Step by step solution
01
Write the System in Matrix Form
First, express the given system of linear equations in matrix form. The equations: \( 2x - y = 5 \) and \( x + y = 1 \) can be written in matrix form as \[\begin{bmatrix} 2 & -1 \ 1 & 1 \end{bmatrix} \begin{bmatrix} x \ y \end{bmatrix} = \begin{bmatrix} 5 \ 1 \end{bmatrix}\]where the coefficient matrix is \( A = \begin{bmatrix} 2 & -1 \ 1 & 1 \end{bmatrix} \), the variable matrix is \( X = \begin{bmatrix} x \ y \end{bmatrix} \), and the constant matrix is \( B = \begin{bmatrix} 5 \ 1 \end{bmatrix} \).

> EXERCISE TASK 1
Answer these questions from the step-by-step solution:
(a) What heading does step 01 carry?
(b) Which two equations make up the given system?
(c) What name does the solution give to X?

> ENTRIES PROVIDED
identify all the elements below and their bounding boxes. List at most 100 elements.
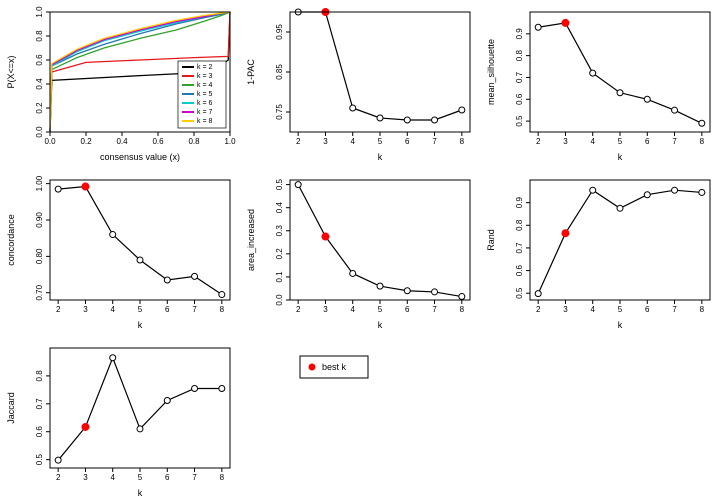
- y-axis-label: concordance: [6, 214, 16, 266]
- data-point: [699, 120, 705, 126]
- best-k-legend-label: best k: [322, 362, 347, 372]
- svg-text:0.5: 0.5: [35, 454, 44, 466]
- panel-cell: 0.00.20.40.60.81.00.00.20.40.60.81.0k = …: [0, 0, 240, 168]
- data-point: [590, 70, 596, 76]
- best-k-marker-icon: [309, 364, 316, 371]
- svg-text:8: 8: [220, 473, 225, 482]
- data-point: [164, 397, 170, 403]
- data-point: [110, 355, 116, 361]
- svg-text:0.6: 0.6: [35, 54, 44, 66]
- y-axis-label: Jaccard: [6, 392, 16, 424]
- data-point: [459, 107, 465, 113]
- svg-text:7: 7: [432, 137, 437, 146]
- svg-text:4: 4: [351, 305, 356, 314]
- svg-text:0.9: 0.9: [515, 28, 524, 40]
- svg-text:0.9: 0.9: [515, 197, 524, 209]
- svg-text:3: 3: [83, 305, 88, 314]
- best-k-point: [562, 19, 569, 26]
- svg-text:0.6: 0.6: [152, 137, 164, 146]
- svg-text:0.95: 0.95: [275, 24, 284, 40]
- data-point: [137, 257, 143, 263]
- svg-text:1.00: 1.00: [35, 175, 44, 191]
- data-point: [459, 294, 465, 300]
- svg-text:0.0: 0.0: [44, 137, 56, 146]
- svg-text:0.1: 0.1: [275, 271, 284, 283]
- data-point: [295, 182, 301, 188]
- data-point: [55, 457, 61, 463]
- data-point: [672, 187, 678, 193]
- data-point: [192, 385, 198, 391]
- svg-text:3: 3: [83, 473, 88, 482]
- panel-cell: 23456780.750.850.95k1-PAC: [240, 0, 480, 168]
- svg-text:0.5: 0.5: [515, 287, 524, 299]
- svg-text:0.4: 0.4: [35, 78, 44, 90]
- svg-text:7: 7: [672, 137, 677, 146]
- x-axis-label: k: [138, 488, 143, 498]
- svg-text:8: 8: [700, 305, 705, 314]
- svg-text:2: 2: [536, 305, 541, 314]
- svg-text:6: 6: [405, 305, 410, 314]
- svg-text:8: 8: [220, 305, 225, 314]
- svg-text:0.5: 0.5: [275, 179, 284, 191]
- svg-text:k = 8: k = 8: [197, 118, 212, 125]
- data-point: [699, 189, 705, 195]
- svg-text:0.8: 0.8: [515, 219, 524, 231]
- data-point: [377, 115, 383, 121]
- svg-text:0.7: 0.7: [515, 242, 524, 254]
- svg-text:0.2: 0.2: [35, 102, 44, 114]
- panel-cell: 23456780.50.60.70.80.9kmean_silhouette: [480, 0, 720, 168]
- svg-text:0.2: 0.2: [275, 248, 284, 260]
- svg-text:0.7: 0.7: [515, 71, 524, 83]
- svg-text:4: 4: [111, 473, 116, 482]
- svg-text:0.70: 0.70: [35, 284, 44, 300]
- svg-text:k = 6: k = 6: [197, 100, 212, 107]
- data-point: [350, 105, 356, 111]
- x-axis-label: k: [378, 320, 383, 330]
- svg-text:6: 6: [645, 137, 650, 146]
- data-point: [164, 277, 170, 283]
- svg-text:2: 2: [56, 305, 61, 314]
- x-axis-label: k: [378, 152, 383, 162]
- svg-text:8: 8: [700, 137, 705, 146]
- data-point: [644, 96, 650, 102]
- svg-text:7: 7: [672, 305, 677, 314]
- data-point: [535, 24, 541, 30]
- data-point: [535, 291, 541, 297]
- data-point: [219, 385, 225, 391]
- data-point: [219, 292, 225, 298]
- svg-text:8: 8: [460, 137, 465, 146]
- data-point: [672, 107, 678, 113]
- svg-text:k = 2: k = 2: [197, 64, 212, 71]
- data-point: [404, 288, 410, 294]
- svg-text:3: 3: [563, 305, 568, 314]
- data-point: [55, 186, 61, 192]
- svg-text:5: 5: [618, 137, 623, 146]
- svg-text:6: 6: [405, 137, 410, 146]
- svg-text:3: 3: [323, 305, 328, 314]
- svg-text:0.80: 0.80: [35, 248, 44, 264]
- y-axis-label: Rand: [486, 229, 496, 251]
- y-axis-label: area_increased: [246, 209, 256, 271]
- svg-text:4: 4: [591, 137, 596, 146]
- panel-cell: best k: [240, 336, 480, 504]
- svg-text:4: 4: [111, 305, 116, 314]
- svg-text:2: 2: [296, 305, 301, 314]
- y-axis-label: P(X<=x): [6, 55, 16, 88]
- x-axis-label: k: [618, 320, 623, 330]
- svg-text:2: 2: [296, 137, 301, 146]
- data-point: [432, 117, 438, 123]
- svg-text:k = 5: k = 5: [197, 91, 212, 98]
- panel-cell: 23456780.00.10.20.30.40.5karea_increased: [240, 168, 480, 336]
- panel-cell: 23456780.700.800.901.00kconcordance: [0, 168, 240, 336]
- svg-text:5: 5: [618, 305, 623, 314]
- data-point: [404, 117, 410, 123]
- y-axis-label: 1-PAC: [246, 59, 256, 85]
- data-point: [110, 232, 116, 238]
- svg-text:4: 4: [351, 137, 356, 146]
- svg-text:7: 7: [192, 473, 197, 482]
- svg-text:k = 3: k = 3: [197, 73, 212, 80]
- x-axis-label: consensus value (x): [100, 152, 180, 162]
- svg-text:0.0: 0.0: [35, 126, 44, 138]
- data-point: [590, 187, 596, 193]
- svg-text:5: 5: [138, 473, 143, 482]
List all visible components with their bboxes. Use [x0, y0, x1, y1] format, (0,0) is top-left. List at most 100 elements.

> EXERCISE TASK 2
In the records, print the stretch from the line containing "- y-axis-label: concordance: [6, 214, 16, 266]" through the line containing "- svg-text:8: 8: [220, 473, 225, 482]", both ends included, without changing a character.

> WRITTEN RESPONSE 1
(a) Write the System in Matrix Form
(b) 2x − y = 5 and x + y = 1
(c) The variable matrix

> WRITTEN RESPONSE 2
- y-axis-label: concordance: [6, 214, 16, 266]
- data-point: [699, 120, 705, 126]
- best-k-legend-label: best k: [322, 362, 347, 372]
- svg-text:0.5: 0.5: [35, 454, 44, 466]
- panel-cell: 0.00.20.40.60.81.00.00.20.40.60.81.0k = …: [0, 0, 240, 168]
- data-point: [590, 70, 596, 76]
- best-k-marker-icon: [309, 364, 316, 371]
- svg-text:8: 8: [220, 473, 225, 482]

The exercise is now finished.